*A block of data*:
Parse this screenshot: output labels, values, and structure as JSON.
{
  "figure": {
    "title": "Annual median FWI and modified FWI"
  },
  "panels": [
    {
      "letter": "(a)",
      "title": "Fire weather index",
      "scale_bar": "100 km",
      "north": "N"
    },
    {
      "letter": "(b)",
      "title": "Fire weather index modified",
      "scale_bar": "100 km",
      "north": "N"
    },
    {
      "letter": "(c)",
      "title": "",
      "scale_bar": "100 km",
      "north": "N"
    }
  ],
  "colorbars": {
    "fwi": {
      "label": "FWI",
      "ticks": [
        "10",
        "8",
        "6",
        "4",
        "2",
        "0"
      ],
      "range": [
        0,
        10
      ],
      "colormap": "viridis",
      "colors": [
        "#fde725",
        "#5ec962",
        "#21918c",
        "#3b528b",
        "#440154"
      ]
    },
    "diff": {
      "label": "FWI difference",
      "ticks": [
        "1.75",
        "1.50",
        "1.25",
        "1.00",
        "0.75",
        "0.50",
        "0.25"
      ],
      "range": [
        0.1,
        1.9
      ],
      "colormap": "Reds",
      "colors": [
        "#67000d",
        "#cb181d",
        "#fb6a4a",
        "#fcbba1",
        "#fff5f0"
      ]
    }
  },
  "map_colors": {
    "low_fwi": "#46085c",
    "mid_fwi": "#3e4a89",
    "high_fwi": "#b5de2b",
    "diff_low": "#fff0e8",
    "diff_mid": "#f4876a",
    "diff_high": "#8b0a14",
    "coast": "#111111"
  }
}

*Task to complete*:
Write out the entries above once more, without altering anything.

*Final result*:
Parse this screenshot: output labels, values, and structure as JSON.
{
  "figure": {
    "title": "Annual median FWI and modified FWI"
  },
  "panels": [
    {
      "letter": "(a)",
      "title": "Fire weather index",
      "scale_bar": "100 km",
      "north": "N"
    },
    {
      "letter": "(b)",
      "title": "Fire weather index modified",
      "scale_bar": "100 km",
      "north": "N"
    },
    {
      "letter": "(c)",
      "title": "",
      "scale_bar": "100 km",
      "north": "N"
    }
  ],
  "colorbars": {
    "fwi": {
      "label": "FWI",
      "ticks": [
        "10",
        "8",
        "6",
        "4",
        "2",
        "0"
      ],
      "range": [
        0,
        10
      ],
      "colormap": "viridis",
      "colors": [
        "#fde725",
        "#5ec962",
        "#21918c",
        "#3b528b",
        "#440154"
      ]
    },
    "diff": {
      "label": "FWI difference",
      "ticks": [
        "1.75",
        "1.50",
        "1.25",
        "1.00",
        "0.75",
        "0.50",
        "0.25"
      ],
      "range": [
        0.1,
        1.9
      ],
      "colormap": "Reds",
      "colors": [
        "#67000d",
        "#cb181d",
        "#fb6a4a",
        "#fcbba1",
        "#fff5f0"
      ]
    }
  },
  "map_colors": {
    "low_fwi": "#46085c",
    "mid_fwi": "#3e4a89",
    "high_fwi": "#b5de2b",
    "diff_low": "#fff0e8",
    "diff_mid": "#f4876a",
    "diff_high": "#8b0a14",
    "coast": "#111111"
  }
}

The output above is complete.